### GIVEN REQUEST
How many lines of these entries hold the string "ylabel"? Answer with the number alone.

### STORED ROWS

*-*-*

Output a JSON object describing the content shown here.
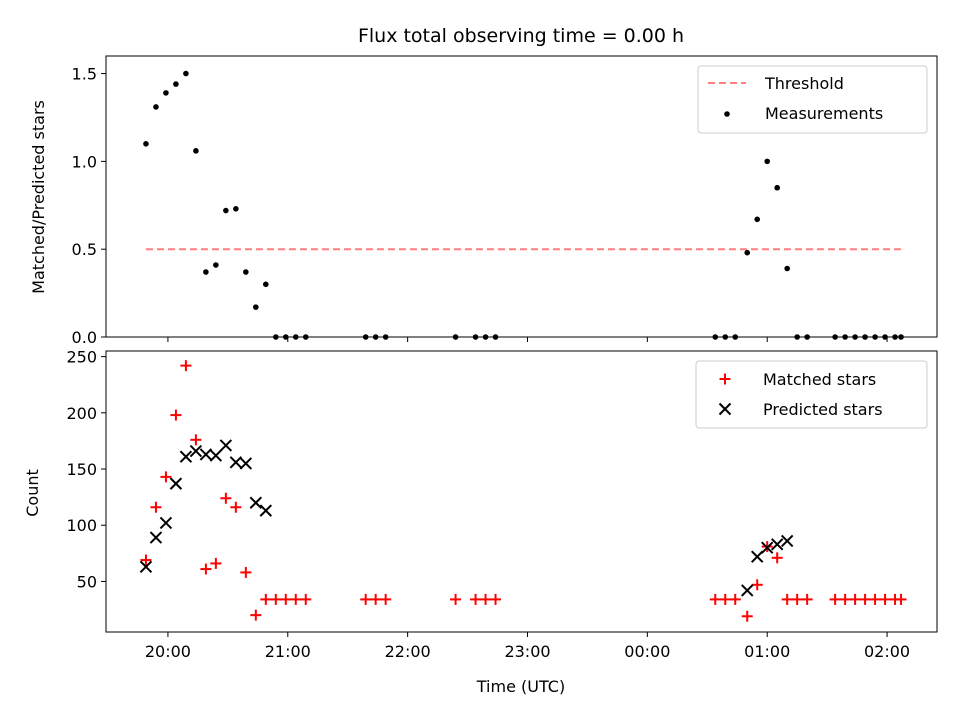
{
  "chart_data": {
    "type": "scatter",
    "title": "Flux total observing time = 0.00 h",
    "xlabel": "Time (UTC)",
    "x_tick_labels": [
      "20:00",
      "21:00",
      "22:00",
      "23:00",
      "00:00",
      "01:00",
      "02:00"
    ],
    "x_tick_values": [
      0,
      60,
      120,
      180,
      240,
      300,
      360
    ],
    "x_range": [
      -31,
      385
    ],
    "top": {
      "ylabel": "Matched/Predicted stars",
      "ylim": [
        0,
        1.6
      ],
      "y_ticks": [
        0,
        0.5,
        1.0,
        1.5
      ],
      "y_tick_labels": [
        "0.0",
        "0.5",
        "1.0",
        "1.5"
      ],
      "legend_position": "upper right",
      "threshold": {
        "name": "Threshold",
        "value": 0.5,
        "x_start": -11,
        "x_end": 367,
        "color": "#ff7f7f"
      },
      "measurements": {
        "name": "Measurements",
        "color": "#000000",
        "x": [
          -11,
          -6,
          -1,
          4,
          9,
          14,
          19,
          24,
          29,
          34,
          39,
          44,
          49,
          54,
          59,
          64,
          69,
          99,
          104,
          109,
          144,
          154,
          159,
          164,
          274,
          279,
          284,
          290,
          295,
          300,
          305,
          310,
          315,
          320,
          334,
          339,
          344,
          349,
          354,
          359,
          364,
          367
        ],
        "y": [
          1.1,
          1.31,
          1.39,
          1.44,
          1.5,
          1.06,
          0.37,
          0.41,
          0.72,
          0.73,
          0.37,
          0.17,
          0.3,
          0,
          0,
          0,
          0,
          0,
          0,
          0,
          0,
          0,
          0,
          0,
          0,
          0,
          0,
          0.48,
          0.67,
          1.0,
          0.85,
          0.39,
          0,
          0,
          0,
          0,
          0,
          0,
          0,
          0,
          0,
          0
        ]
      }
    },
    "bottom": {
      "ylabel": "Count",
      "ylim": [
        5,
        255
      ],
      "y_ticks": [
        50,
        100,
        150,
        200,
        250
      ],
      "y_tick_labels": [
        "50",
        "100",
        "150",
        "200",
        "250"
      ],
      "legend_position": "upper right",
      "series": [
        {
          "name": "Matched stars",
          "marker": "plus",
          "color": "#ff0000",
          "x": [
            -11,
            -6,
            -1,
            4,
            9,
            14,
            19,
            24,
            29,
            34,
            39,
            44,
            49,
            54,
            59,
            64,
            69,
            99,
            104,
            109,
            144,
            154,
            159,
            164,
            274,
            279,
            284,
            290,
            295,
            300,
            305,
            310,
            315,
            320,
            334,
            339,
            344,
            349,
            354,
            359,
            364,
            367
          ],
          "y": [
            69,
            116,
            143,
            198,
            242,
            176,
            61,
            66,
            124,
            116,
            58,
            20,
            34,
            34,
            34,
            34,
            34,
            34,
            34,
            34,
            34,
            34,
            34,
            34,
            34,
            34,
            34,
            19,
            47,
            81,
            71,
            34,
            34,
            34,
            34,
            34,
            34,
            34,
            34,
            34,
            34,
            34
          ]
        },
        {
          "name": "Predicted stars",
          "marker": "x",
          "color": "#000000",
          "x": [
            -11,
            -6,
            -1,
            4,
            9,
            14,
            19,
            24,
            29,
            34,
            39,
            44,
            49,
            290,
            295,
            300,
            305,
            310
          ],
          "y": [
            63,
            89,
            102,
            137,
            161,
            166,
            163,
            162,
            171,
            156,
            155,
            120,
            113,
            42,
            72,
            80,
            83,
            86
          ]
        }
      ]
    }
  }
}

*-*-*

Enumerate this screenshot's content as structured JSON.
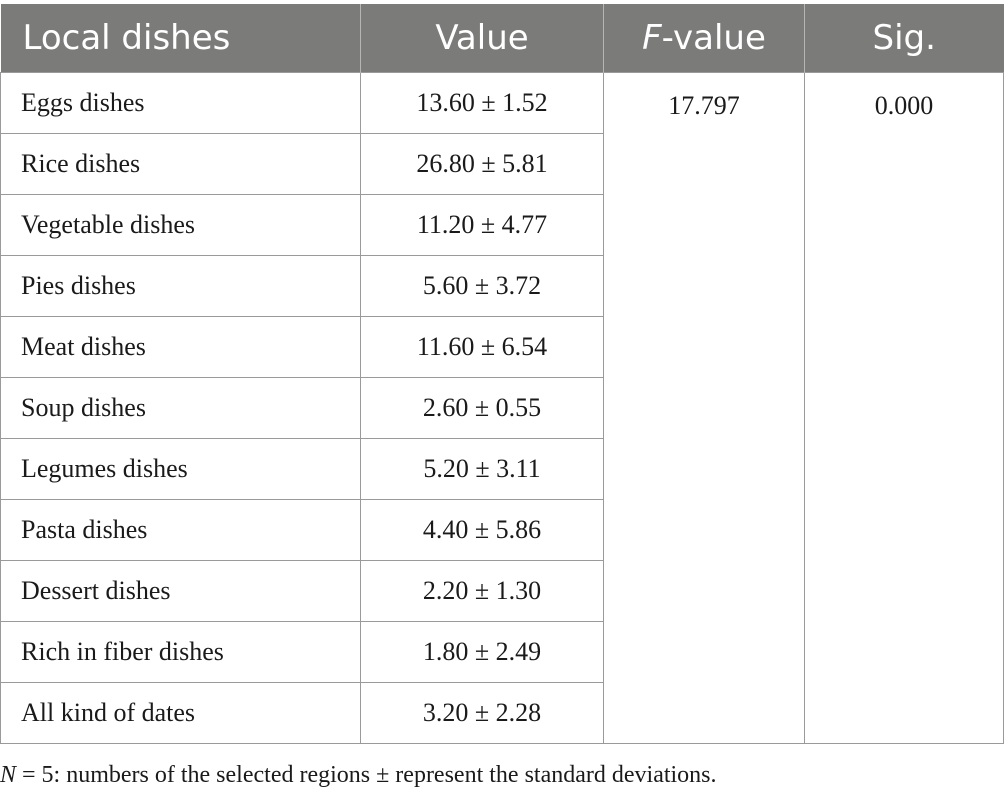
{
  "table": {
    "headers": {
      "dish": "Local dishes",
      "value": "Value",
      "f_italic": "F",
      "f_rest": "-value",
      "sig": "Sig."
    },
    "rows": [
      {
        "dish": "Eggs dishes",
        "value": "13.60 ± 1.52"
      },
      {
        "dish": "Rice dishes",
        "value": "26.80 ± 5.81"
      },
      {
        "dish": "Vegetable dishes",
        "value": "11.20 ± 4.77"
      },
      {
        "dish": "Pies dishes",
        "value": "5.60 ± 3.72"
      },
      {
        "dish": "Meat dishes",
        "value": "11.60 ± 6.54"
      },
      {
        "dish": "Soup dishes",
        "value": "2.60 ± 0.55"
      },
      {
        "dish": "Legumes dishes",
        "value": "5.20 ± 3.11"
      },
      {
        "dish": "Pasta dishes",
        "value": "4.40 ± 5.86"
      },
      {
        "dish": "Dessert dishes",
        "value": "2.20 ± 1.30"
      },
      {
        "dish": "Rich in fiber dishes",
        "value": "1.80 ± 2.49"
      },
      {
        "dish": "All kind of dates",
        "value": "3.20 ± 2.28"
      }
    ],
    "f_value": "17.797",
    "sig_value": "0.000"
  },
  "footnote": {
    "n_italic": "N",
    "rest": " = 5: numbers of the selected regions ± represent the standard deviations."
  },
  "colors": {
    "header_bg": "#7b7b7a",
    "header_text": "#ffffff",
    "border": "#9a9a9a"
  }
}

*-*-*

### THE SOLUTION
2